__Aim of the task__. Output the entries below exactly as written, omitting pictures.

[Dataset rows about figures]
.....

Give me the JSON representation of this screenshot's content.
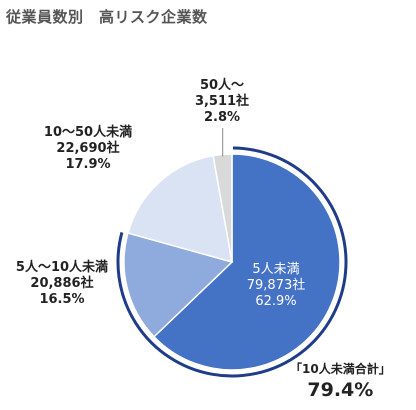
{
  "title": "従業員数別　高リスク企業数",
  "chart_data": {
    "type": "pie",
    "title": "従業員数別　高リスク企業数",
    "slices": [
      {
        "name": "5人未満",
        "count": "79,873社",
        "percent": "62.9%",
        "value": 62.9,
        "color": "#4472c4"
      },
      {
        "name": "5人～10人未満",
        "count": "20,886社",
        "percent": "16.5%",
        "value": 16.5,
        "color": "#8faadc"
      },
      {
        "name": "10～50人未満",
        "count": "22,690社",
        "percent": "17.9%",
        "value": 17.9,
        "color": "#dae3f3"
      },
      {
        "name": "50人～",
        "count": "3,511社",
        "percent": "2.8%",
        "value": 2.8,
        "color": "#d9d9d9"
      }
    ],
    "highlight": {
      "label": "「10人未満合計」",
      "value": "79.4%",
      "slices": [
        0,
        1
      ]
    }
  }
}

.....

__The solution__.
Give me the JSON representation of this screenshot's content.
{
  "title": "従業員数別　高リスク企業数",
  "chart_data": {
    "type": "pie",
    "title": "従業員数別　高リスク企業数",
    "slices": [
      {
        "name": "5人未満",
        "count": "79,873社",
        "percent": "62.9%",
        "value": 62.9,
        "color": "#4472c4"
      },
      {
        "name": "5人～10人未満",
        "count": "20,886社",
        "percent": "16.5%",
        "value": 16.5,
        "color": "#8faadc"
      },
      {
        "name": "10～50人未満",
        "count": "22,690社",
        "percent": "17.9%",
        "value": 17.9,
        "color": "#dae3f3"
      },
      {
        "name": "50人～",
        "count": "3,511社",
        "percent": "2.8%",
        "value": 2.8,
        "color": "#d9d9d9"
      }
    ],
    "highlight": {
      "label": "「10人未満合計」",
      "value": "79.4%",
      "slices": [
        0,
        1
      ]
    }
  }
}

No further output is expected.